> YOUR OBJECTIVE: Locate all lines with the word "Clean" and copy them out.

----

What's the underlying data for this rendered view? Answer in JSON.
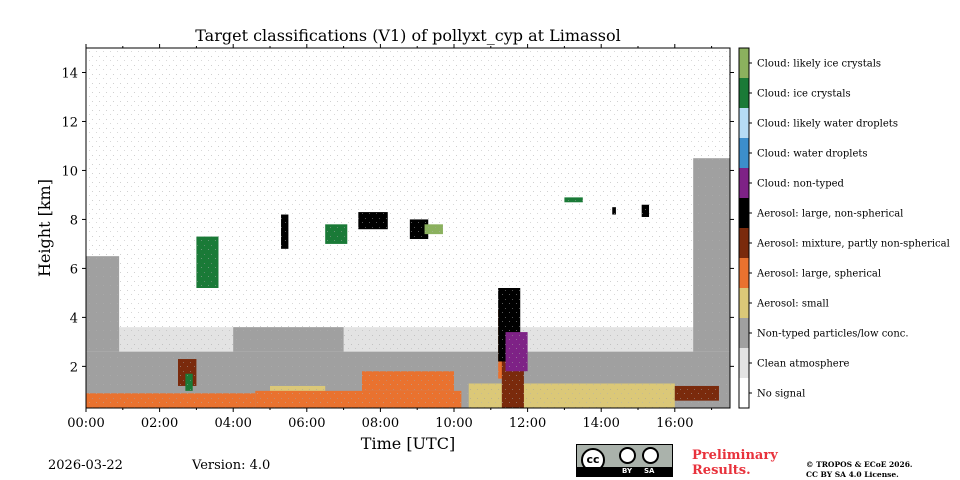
{
  "chart_data": {
    "type": "heatmap",
    "title": "Target classifications (V1) of pollyxt_cyp at Limassol",
    "xlabel": "Time [UTC]",
    "ylabel": "Height [km]",
    "xlim_hours": [
      0,
      17.5
    ],
    "ylim_km": [
      0.3,
      15
    ],
    "x_ticks": [
      {
        "value": 0,
        "label": "00:00"
      },
      {
        "value": 2,
        "label": "02:00"
      },
      {
        "value": 4,
        "label": "04:00"
      },
      {
        "value": 6,
        "label": "06:00"
      },
      {
        "value": 8,
        "label": "08:00"
      },
      {
        "value": 10,
        "label": "10:00"
      },
      {
        "value": 12,
        "label": "12:00"
      },
      {
        "value": 14,
        "label": "14:00"
      },
      {
        "value": 16,
        "label": "16:00"
      }
    ],
    "y_ticks": [
      {
        "value": 2,
        "label": "2"
      },
      {
        "value": 4,
        "label": "4"
      },
      {
        "value": 6,
        "label": "6"
      },
      {
        "value": 8,
        "label": "8"
      },
      {
        "value": 10,
        "label": "10"
      },
      {
        "value": 12,
        "label": "12"
      },
      {
        "value": 14,
        "label": "14"
      }
    ],
    "legend": [
      {
        "label": "Cloud: likely ice crystals",
        "color": "#8bb15e"
      },
      {
        "label": "Cloud: ice crystals",
        "color": "#1a7a37"
      },
      {
        "label": "Cloud: likely water droplets",
        "color": "#b6dcf5"
      },
      {
        "label": "Cloud: water droplets",
        "color": "#3c8ecb"
      },
      {
        "label": "Cloud: non-typed",
        "color": "#7e2286"
      },
      {
        "label": "Aerosol: large, non-spherical",
        "color": "#000000"
      },
      {
        "label": "Aerosol: mixture, partly non-spherical",
        "color": "#7a2a0c"
      },
      {
        "label": "Aerosol: large, spherical",
        "color": "#e9722f"
      },
      {
        "label": "Aerosol: small",
        "color": "#dbc878"
      },
      {
        "label": "Non-typed particles/low conc.",
        "color": "#a0a0a0"
      },
      {
        "label": "Clean atmosphere",
        "color": "#e3e3e3"
      },
      {
        "label": "No signal",
        "color": "#ffffff"
      }
    ],
    "regions": [
      {
        "class": "Clean atmosphere",
        "color": "#e3e3e3",
        "t": [
          0.0,
          17.5
        ],
        "h": [
          0.3,
          3.6
        ]
      },
      {
        "class": "Non-typed particles/low conc.",
        "color": "#a0a0a0",
        "t": [
          0.0,
          17.5
        ],
        "h": [
          0.3,
          2.6
        ]
      },
      {
        "class": "Non-typed particles/low conc.",
        "color": "#a0a0a0",
        "t": [
          0.0,
          0.9
        ],
        "h": [
          2.6,
          6.5
        ]
      },
      {
        "class": "Non-typed particles/low conc.",
        "color": "#a0a0a0",
        "t": [
          4.0,
          7.0
        ],
        "h": [
          2.6,
          3.6
        ]
      },
      {
        "class": "Non-typed particles/low conc.",
        "color": "#a0a0a0",
        "t": [
          16.5,
          17.5
        ],
        "h": [
          2.6,
          10.5
        ]
      },
      {
        "class": "Aerosol: small",
        "color": "#dbc878",
        "t": [
          5.0,
          6.5
        ],
        "h": [
          0.3,
          1.2
        ]
      },
      {
        "class": "Aerosol: small",
        "color": "#dbc878",
        "t": [
          10.4,
          16.0
        ],
        "h": [
          0.3,
          1.3
        ]
      },
      {
        "class": "Aerosol: large, spherical",
        "color": "#e9722f",
        "t": [
          0.0,
          4.6
        ],
        "h": [
          0.3,
          0.9
        ]
      },
      {
        "class": "Aerosol: large, spherical",
        "color": "#e9722f",
        "t": [
          4.6,
          10.2
        ],
        "h": [
          0.3,
          1.0
        ]
      },
      {
        "class": "Aerosol: large, spherical",
        "color": "#e9722f",
        "t": [
          7.5,
          10.0
        ],
        "h": [
          1.0,
          1.8
        ]
      },
      {
        "class": "Aerosol: large, spherical",
        "color": "#e9722f",
        "t": [
          11.2,
          11.7
        ],
        "h": [
          1.5,
          4.3
        ]
      },
      {
        "class": "Aerosol: mixture, partly non-spherical",
        "color": "#7a2a0c",
        "t": [
          11.3,
          11.9
        ],
        "h": [
          0.3,
          2.3
        ]
      },
      {
        "class": "Aerosol: mixture, partly non-spherical",
        "color": "#7a2a0c",
        "t": [
          2.5,
          3.0
        ],
        "h": [
          1.2,
          2.3
        ]
      },
      {
        "class": "Aerosol: mixture, partly non-spherical",
        "color": "#7a2a0c",
        "t": [
          16.0,
          17.2
        ],
        "h": [
          0.6,
          1.2
        ]
      },
      {
        "class": "Aerosol: large, non-spherical",
        "color": "#000000",
        "t": [
          5.3,
          5.5
        ],
        "h": [
          6.8,
          8.2
        ]
      },
      {
        "class": "Aerosol: large, non-spherical",
        "color": "#000000",
        "t": [
          7.4,
          8.2
        ],
        "h": [
          7.6,
          8.3
        ]
      },
      {
        "class": "Aerosol: large, non-spherical",
        "color": "#000000",
        "t": [
          8.8,
          9.3
        ],
        "h": [
          7.2,
          8.0
        ]
      },
      {
        "class": "Aerosol: large, non-spherical",
        "color": "#000000",
        "t": [
          11.2,
          11.8
        ],
        "h": [
          2.2,
          5.2
        ]
      },
      {
        "class": "Aerosol: large, non-spherical",
        "color": "#000000",
        "t": [
          14.3,
          14.4
        ],
        "h": [
          8.2,
          8.5
        ]
      },
      {
        "class": "Aerosol: large, non-spherical",
        "color": "#000000",
        "t": [
          15.1,
          15.3
        ],
        "h": [
          8.1,
          8.6
        ]
      },
      {
        "class": "Cloud: non-typed",
        "color": "#7e2286",
        "t": [
          11.4,
          12.0
        ],
        "h": [
          1.8,
          3.4
        ]
      },
      {
        "class": "Cloud: ice crystals",
        "color": "#1a7a37",
        "t": [
          3.0,
          3.6
        ],
        "h": [
          5.2,
          7.3
        ]
      },
      {
        "class": "Cloud: ice crystals",
        "color": "#1a7a37",
        "t": [
          6.5,
          7.1
        ],
        "h": [
          7.0,
          7.8
        ]
      },
      {
        "class": "Cloud: ice crystals",
        "color": "#1a7a37",
        "t": [
          13.0,
          13.5
        ],
        "h": [
          8.7,
          8.9
        ]
      },
      {
        "class": "Cloud: ice crystals",
        "color": "#1a7a37",
        "t": [
          2.7,
          2.9
        ],
        "h": [
          1.0,
          1.7
        ]
      },
      {
        "class": "Cloud: likely ice crystals",
        "color": "#8bb15e",
        "t": [
          9.2,
          9.7
        ],
        "h": [
          7.4,
          7.8
        ]
      }
    ]
  },
  "footer": {
    "date": "2026-03-22",
    "version": "Version: 4.0",
    "license_badge": {
      "cc": "cc",
      "by": "BY",
      "sa": "SA"
    },
    "preliminary": "Preliminary Results.",
    "copyright_line1": "© TROPOS & ECoE 2026.",
    "copyright_line2": "CC BY SA 4.0 License."
  }
}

----

> FINISHED EXERCISE:
        "label": "Clean atmosphere",
        "class": "Clean atmosphere",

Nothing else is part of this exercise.